====== ENTRIES SHOWN ======
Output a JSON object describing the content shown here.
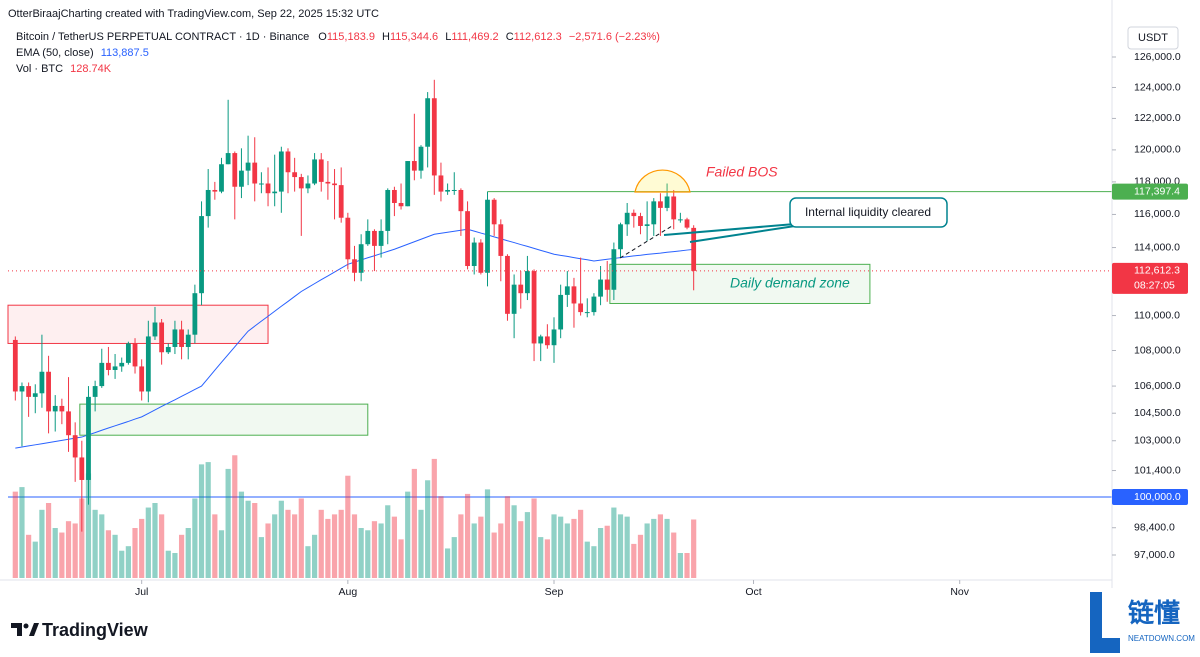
{
  "chart_data": {
    "type": "candlestick",
    "credit": "OtterBiraajCharting created with TradingView.com, Sep 22, 2025 15:32 UTC",
    "title": "Bitcoin / TetherUS PERPETUAL CONTRACT · 1D · Binance",
    "currency": "USDT",
    "legend_ohlc": [
      {
        "key": "O",
        "label": "115,183.9"
      },
      {
        "key": "H",
        "label": "115,344.6"
      },
      {
        "key": "L",
        "label": "111,469.2"
      },
      {
        "key": "C",
        "label": "112,612.3"
      }
    ],
    "change_label": "−2,571.6 (−2.23%)",
    "up_color": "#089981",
    "down_color": "#f23645",
    "log_scale": true,
    "ylim": [
      95735,
      127800
    ],
    "yticks": [
      {
        "value": 126000,
        "label": "126,000.0"
      },
      {
        "value": 124000,
        "label": "124,000.0"
      },
      {
        "value": 122000,
        "label": "122,000.0"
      },
      {
        "value": 120000,
        "label": "120,000.0"
      },
      {
        "value": 118000,
        "label": "118,000.0"
      },
      {
        "value": 116000,
        "label": "116,000.0"
      },
      {
        "value": 114000,
        "label": "114,000.0"
      },
      {
        "value": 110000,
        "label": "110,000.0"
      },
      {
        "value": 108000,
        "label": "108,000.0"
      },
      {
        "value": 106000,
        "label": "106,000.0"
      },
      {
        "value": 104500,
        "label": "104,500.0"
      },
      {
        "value": 103000,
        "label": "103,000.0"
      },
      {
        "value": 101400,
        "label": "101,400.0"
      },
      {
        "value": 98400,
        "label": "98,400.0"
      },
      {
        "value": 97000,
        "label": "97,000.0"
      }
    ],
    "xlim": [
      -1.1,
      164.6
    ],
    "xticks": [
      {
        "value": 19,
        "label": "Jul"
      },
      {
        "value": 50,
        "label": "Aug"
      },
      {
        "value": 81,
        "label": "Sep"
      },
      {
        "value": 111,
        "label": "Oct"
      },
      {
        "value": 142,
        "label": "Nov"
      }
    ],
    "open": [
      108600,
      105700,
      106000,
      105400,
      105600,
      106800,
      104600,
      104900,
      104600,
      103300,
      102100,
      100900,
      105400,
      106000,
      107300,
      106900,
      107100,
      107300,
      108400,
      107100,
      105700,
      108800,
      109600,
      107900,
      108200,
      109200,
      108200,
      108900,
      111300,
      115900,
      117500,
      117400,
      119100,
      119800,
      117700,
      118700,
      119200,
      117900,
      117900,
      117300,
      117400,
      119900,
      118600,
      118300,
      117600,
      117900,
      119400,
      118000,
      117900,
      117800,
      115800,
      113300,
      112500,
      114200,
      115000,
      114100,
      115000,
      117500,
      116700,
      116500,
      119300,
      118700,
      120200,
      123300,
      118400,
      117400,
      117500,
      117500,
      116200,
      112900,
      114300,
      112500,
      116900,
      115400,
      113500,
      110100,
      111800,
      111300,
      112600,
      108400,
      108800,
      108300,
      109200,
      111200,
      111700,
      110700,
      110200,
      110200,
      111100,
      112100,
      111500,
      113900,
      115400,
      116100,
      115900,
      115300,
      115400,
      116800,
      116400,
      117100,
      115700,
      115700,
      115183.9
    ],
    "high": [
      108800,
      106200,
      106200,
      106100,
      108900,
      107700,
      105500,
      105300,
      106500,
      104000,
      103000,
      106000,
      106300,
      108100,
      108200,
      107800,
      107600,
      108500,
      108700,
      107500,
      109700,
      110500,
      109800,
      108400,
      109700,
      109700,
      109200,
      111800,
      116800,
      118800,
      118000,
      119500,
      123200,
      119900,
      120100,
      120900,
      120800,
      118600,
      118900,
      119700,
      120200,
      120100,
      119500,
      118500,
      118400,
      119800,
      119800,
      119300,
      118800,
      118900,
      116100,
      114100,
      114800,
      115700,
      115100,
      115700,
      117600,
      117700,
      117900,
      119300,
      122300,
      120300,
      123700,
      124500,
      119200,
      117900,
      118600,
      117600,
      116800,
      114600,
      114500,
      117400,
      117000,
      115700,
      113600,
      112400,
      112600,
      113500,
      112700,
      108900,
      109500,
      109900,
      111800,
      112600,
      112200,
      113400,
      111000,
      111300,
      112900,
      113200,
      114300,
      115500,
      116700,
      116300,
      116100,
      116800,
      117000,
      117300,
      117900,
      117500,
      116100,
      115800,
      115344.6
    ],
    "low": [
      105200,
      102700,
      104300,
      104500,
      104800,
      103400,
      103500,
      103900,
      102400,
      100800,
      98200,
      99600,
      104600,
      105900,
      106600,
      106400,
      106800,
      107200,
      106700,
      105200,
      105100,
      108600,
      107200,
      107800,
      107800,
      107500,
      107500,
      108400,
      110600,
      115200,
      116900,
      117300,
      119100,
      115700,
      117000,
      117800,
      116800,
      117300,
      116500,
      116500,
      116100,
      117300,
      117400,
      114700,
      117300,
      117800,
      117400,
      116900,
      115700,
      115500,
      112700,
      112000,
      112000,
      114100,
      112600,
      113400,
      114200,
      115900,
      116300,
      116500,
      118100,
      118200,
      118900,
      117200,
      116800,
      117200,
      117200,
      114700,
      112700,
      112400,
      112400,
      111700,
      114700,
      112000,
      109700,
      108700,
      110400,
      110900,
      107400,
      107400,
      108100,
      107300,
      108700,
      110500,
      109300,
      110000,
      109900,
      110000,
      110600,
      110800,
      110900,
      113400,
      114700,
      115200,
      114800,
      114400,
      114700,
      114700,
      116200,
      115100,
      115500,
      115100,
      111469.2
    ],
    "close": [
      105700,
      106000,
      105400,
      105600,
      106800,
      104600,
      104900,
      104600,
      103300,
      102100,
      100900,
      105400,
      106000,
      107300,
      106900,
      107100,
      107300,
      108400,
      107100,
      105700,
      108800,
      109600,
      107900,
      108200,
      109200,
      108200,
      108900,
      111300,
      115900,
      117500,
      117400,
      119100,
      119800,
      117700,
      118700,
      119200,
      117900,
      117900,
      117300,
      117400,
      119900,
      118600,
      118300,
      117600,
      117900,
      119400,
      118000,
      117900,
      117800,
      115800,
      113300,
      112500,
      114200,
      115000,
      114100,
      115000,
      117500,
      116700,
      116500,
      119300,
      118700,
      120200,
      123300,
      118400,
      117400,
      117500,
      117500,
      116200,
      112900,
      114300,
      112500,
      116900,
      115400,
      113500,
      110100,
      111800,
      111300,
      112600,
      108400,
      108800,
      108300,
      109200,
      111200,
      111700,
      110700,
      110200,
      110200,
      111100,
      112100,
      111500,
      113900,
      115400,
      116100,
      115900,
      115300,
      115400,
      116800,
      116400,
      117100,
      115700,
      115700,
      115200,
      112612.3
    ],
    "ema": {
      "name": "EMA (50, close)",
      "color": "#2962ff",
      "value_label": "113,887.5",
      "values": [
        102600,
        102660,
        102720,
        102780,
        102840,
        102900,
        102960,
        103020,
        103080,
        103140,
        103200,
        103320,
        103440,
        103570,
        103690,
        103810,
        103930,
        104050,
        104180,
        104300,
        104490,
        104680,
        104870,
        105060,
        105240,
        105430,
        105620,
        105810,
        106000,
        106440,
        106890,
        107330,
        107770,
        108210,
        108660,
        109100,
        109390,
        109680,
        109960,
        110250,
        110540,
        110820,
        111110,
        111400,
        111630,
        111860,
        112090,
        112310,
        112540,
        112770,
        113000,
        113130,
        113260,
        113390,
        113510,
        113640,
        113770,
        113900,
        114050,
        114200,
        114350,
        114500,
        114650,
        114800,
        114860,
        114920,
        114980,
        115040,
        115100,
        114990,
        114870,
        114760,
        114640,
        114530,
        114410,
        114300,
        114180,
        114070,
        113950,
        113830,
        113720,
        113600,
        113530,
        113470,
        113400,
        113330,
        113270,
        113200,
        113250,
        113300,
        113350,
        113400,
        113450,
        113500,
        113540,
        113590,
        113630,
        113670,
        113720,
        113760,
        113800,
        113850,
        113887.5
      ]
    },
    "volume": {
      "name": "Vol · BTC",
      "value_label": "128.74K",
      "lim": [
        0,
        275
      ],
      "up_color": "rgba(8,153,129,0.45)",
      "down_color": "rgba(242,54,69,0.45)",
      "values": [
        190,
        200,
        95,
        80,
        150,
        165,
        110,
        100,
        125,
        120,
        175,
        230,
        150,
        140,
        105,
        95,
        60,
        70,
        110,
        130,
        155,
        165,
        140,
        60,
        55,
        95,
        110,
        175,
        250,
        255,
        140,
        105,
        240,
        270,
        190,
        170,
        165,
        90,
        120,
        140,
        170,
        150,
        140,
        175,
        70,
        95,
        150,
        130,
        140,
        150,
        225,
        140,
        110,
        105,
        125,
        120,
        160,
        135,
        85,
        190,
        240,
        150,
        215,
        262,
        180,
        65,
        90,
        140,
        185,
        120,
        135,
        195,
        100,
        120,
        180,
        160,
        125,
        145,
        175,
        90,
        85,
        140,
        135,
        120,
        130,
        150,
        80,
        70,
        110,
        115,
        155,
        140,
        135,
        75,
        95,
        120,
        130,
        140,
        130,
        100,
        55,
        55,
        128.74
      ]
    },
    "levels": [
      {
        "value": 117397.4,
        "label": "117,397.4",
        "from": 71,
        "color": "#4caf50"
      },
      {
        "value": 100000,
        "label": "100,000.0",
        "from": -1.1,
        "color": "#2962ff"
      }
    ],
    "last_price": {
      "label": "112,612.3",
      "countdown": "08:27:05",
      "color": "#f23645"
    },
    "zones": [
      {
        "from": -1.1,
        "to": 38,
        "range": [
          108400,
          110600
        ],
        "color": "#f23645"
      },
      {
        "from": 9.7,
        "to": 53,
        "range": [
          103300,
          105000
        ],
        "color": "#4caf50"
      },
      {
        "from": 89.4,
        "to": 128.5,
        "range": [
          110700,
          113000
        ],
        "color": "#4caf50",
        "label": "Daily demand zone"
      }
    ],
    "annotations": {
      "failed_bos": "Failed BOS",
      "callout": "Internal liquidity cleared"
    }
  },
  "footer": {
    "brand": "TradingView"
  },
  "watermark": {
    "title": "链懂",
    "site": "NEATDOWN.COM"
  }
}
======
■ EXERCISE DIRECTIONS
State how many lines include the string "rgba". Give no other information.

■ WORKED SOLUTION
2